**Problem to solve**
List every line in this data where the string "دائرة" occurs.

[A run of records]
----

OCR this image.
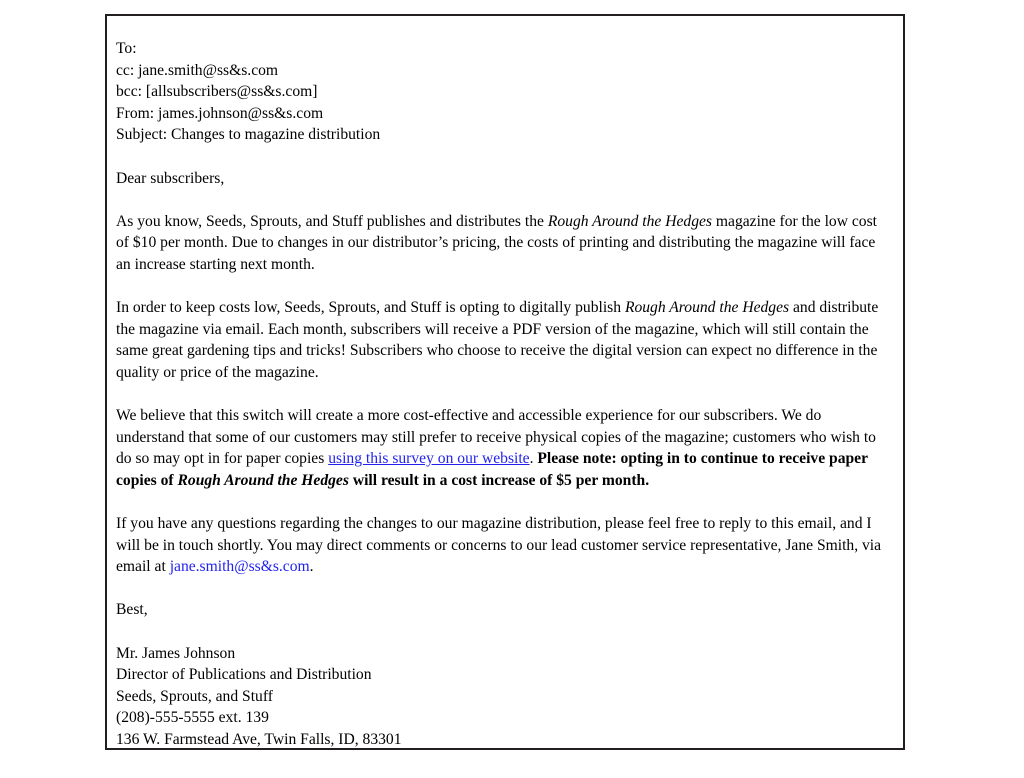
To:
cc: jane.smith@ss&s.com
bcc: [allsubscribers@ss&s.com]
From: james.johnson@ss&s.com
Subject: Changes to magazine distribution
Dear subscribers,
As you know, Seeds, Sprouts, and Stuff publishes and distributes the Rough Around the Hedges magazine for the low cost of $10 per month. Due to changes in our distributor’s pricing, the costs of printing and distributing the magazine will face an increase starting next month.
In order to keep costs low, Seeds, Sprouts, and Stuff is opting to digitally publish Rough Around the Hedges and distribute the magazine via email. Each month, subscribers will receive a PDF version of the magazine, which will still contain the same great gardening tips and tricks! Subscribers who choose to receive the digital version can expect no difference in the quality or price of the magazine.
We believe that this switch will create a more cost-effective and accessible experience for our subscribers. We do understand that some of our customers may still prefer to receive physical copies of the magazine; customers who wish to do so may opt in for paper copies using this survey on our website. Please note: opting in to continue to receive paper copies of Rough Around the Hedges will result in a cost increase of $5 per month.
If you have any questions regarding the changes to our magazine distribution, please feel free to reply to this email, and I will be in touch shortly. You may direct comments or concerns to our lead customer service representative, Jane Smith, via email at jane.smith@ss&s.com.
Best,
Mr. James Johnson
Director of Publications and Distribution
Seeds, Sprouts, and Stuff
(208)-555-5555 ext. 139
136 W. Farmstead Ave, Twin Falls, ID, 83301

----

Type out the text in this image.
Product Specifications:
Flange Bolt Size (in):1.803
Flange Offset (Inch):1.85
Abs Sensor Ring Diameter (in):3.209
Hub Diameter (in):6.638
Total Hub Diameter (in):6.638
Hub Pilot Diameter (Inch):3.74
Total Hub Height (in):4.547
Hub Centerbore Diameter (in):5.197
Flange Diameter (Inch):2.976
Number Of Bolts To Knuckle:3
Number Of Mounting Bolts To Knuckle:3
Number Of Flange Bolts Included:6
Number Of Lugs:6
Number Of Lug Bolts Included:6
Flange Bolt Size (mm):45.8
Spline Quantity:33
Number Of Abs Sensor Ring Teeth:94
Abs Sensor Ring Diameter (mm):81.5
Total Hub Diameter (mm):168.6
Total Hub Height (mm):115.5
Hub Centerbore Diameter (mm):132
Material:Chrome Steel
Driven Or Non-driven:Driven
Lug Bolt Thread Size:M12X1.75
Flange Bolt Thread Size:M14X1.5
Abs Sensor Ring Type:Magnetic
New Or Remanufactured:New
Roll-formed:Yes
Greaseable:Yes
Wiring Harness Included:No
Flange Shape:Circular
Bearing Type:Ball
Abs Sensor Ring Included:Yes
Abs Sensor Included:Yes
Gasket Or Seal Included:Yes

----

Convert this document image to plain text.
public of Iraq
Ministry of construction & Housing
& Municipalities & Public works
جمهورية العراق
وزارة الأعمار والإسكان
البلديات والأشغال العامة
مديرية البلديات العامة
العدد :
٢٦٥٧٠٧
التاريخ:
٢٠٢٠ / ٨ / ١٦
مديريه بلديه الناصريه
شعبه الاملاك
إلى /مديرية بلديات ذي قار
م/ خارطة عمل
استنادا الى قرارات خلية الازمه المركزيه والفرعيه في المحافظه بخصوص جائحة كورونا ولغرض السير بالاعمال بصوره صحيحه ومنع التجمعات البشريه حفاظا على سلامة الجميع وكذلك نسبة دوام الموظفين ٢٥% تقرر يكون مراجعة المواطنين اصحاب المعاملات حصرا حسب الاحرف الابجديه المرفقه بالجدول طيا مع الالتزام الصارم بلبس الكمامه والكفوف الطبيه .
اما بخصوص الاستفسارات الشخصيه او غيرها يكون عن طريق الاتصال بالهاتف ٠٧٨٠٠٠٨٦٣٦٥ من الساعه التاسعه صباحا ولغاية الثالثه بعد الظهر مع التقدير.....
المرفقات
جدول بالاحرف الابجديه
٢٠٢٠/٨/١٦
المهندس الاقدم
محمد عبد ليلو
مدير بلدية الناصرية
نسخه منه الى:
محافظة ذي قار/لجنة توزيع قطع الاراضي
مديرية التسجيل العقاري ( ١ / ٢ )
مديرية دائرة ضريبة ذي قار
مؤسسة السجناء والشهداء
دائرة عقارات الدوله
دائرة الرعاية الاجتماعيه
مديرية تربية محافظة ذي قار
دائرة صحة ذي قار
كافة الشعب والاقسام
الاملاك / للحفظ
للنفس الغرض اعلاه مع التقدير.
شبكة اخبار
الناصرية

----

**Result**
مديرية دائرة ضريبة ذي قار
دائرة عقارات الدوله
دائرة الرعاية الاجتماعيه
دائرة صحة ذي قار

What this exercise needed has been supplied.